- [Task instructions]
Images must not appear in your copy; reproduce every other part of the records exactly.

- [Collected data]
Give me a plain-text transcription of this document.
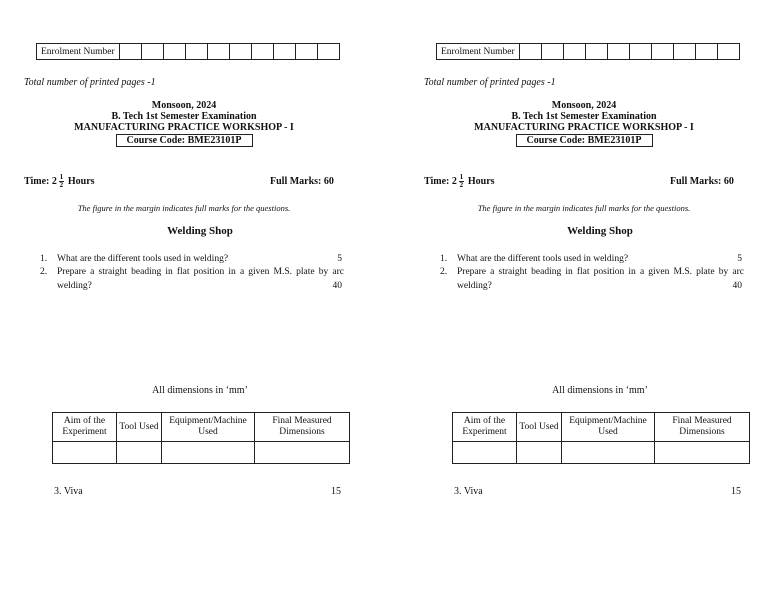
Enrolment Number										
Total number of printed pages -1
Monsoon, 2024
B. Tech 1st Semester Examination
MANUFACTURING PRACTICE WORKSHOP - I
Course Code: BME23101P
Time: $2 \frac{1}{2}$ Hours	Full Marks: 60
The figure in the margin indicates full marks for the questions.
Welding Shop
1. What are the different tools used in welding?	5
2. Prepare a straight beading in flat position in a given M.S. plate by arc welding?	40
All dimensions in ‘mm’
Aim of the Experiment	Tool Used	Equipment/Machine Used	Final Measured Dimensions

3. Viva	15
Enrolment Number										
Total number of printed pages -1
Monsoon, 2024
B. Tech 1st Semester Examination
MANUFACTURING PRACTICE WORKSHOP - I
Course Code: BME23101P
Time: $2 \frac{1}{2}$ Hours	Full Marks: 60
The figure in the margin indicates full marks for the questions.
Welding Shop
1. What are the different tools used in welding?	5
2. Prepare a straight beading in flat position in a given M.S. plate by arc welding?	40
All dimensions in ‘mm’
Aim of the Experiment	Tool Used	Equipment/Machine Used	Final Measured Dimensions

3. Viva	15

- [Response to this exercise]
Give me a plain-text transcription of this document.
Enrolment Number										
Total number of printed pages -1
Monsoon, 2024
B. Tech 1st Semester Examination
MANUFACTURING PRACTICE WORKSHOP - I
Course Code: BME23101P
Time: $2 \frac{1}{2}$ Hours	Full Marks: 60
The figure in the margin indicates full marks for the questions.
Welding Shop
1. What are the different tools used in welding?	5
2. Prepare a straight beading in flat position in a given M.S. plate by arc welding?	40
All dimensions in ‘mm’
Aim of the Experiment	Tool Used	Equipment/Machine Used	Final Measured Dimensions

3. Viva	15
Enrolment Number										
Total number of printed pages -1
Monsoon, 2024
B. Tech 1st Semester Examination
MANUFACTURING PRACTICE WORKSHOP - I
Course Code: BME23101P
Time: $2 \frac{1}{2}$ Hours	Full Marks: 60
The figure in the margin indicates full marks for the questions.
Welding Shop
1. What are the different tools used in welding?	5
2. Prepare a straight beading in flat position in a given M.S. plate by arc welding?	40
All dimensions in ‘mm’
Aim of the Experiment	Tool Used	Equipment/Machine Used	Final Measured Dimensions

3. Viva	15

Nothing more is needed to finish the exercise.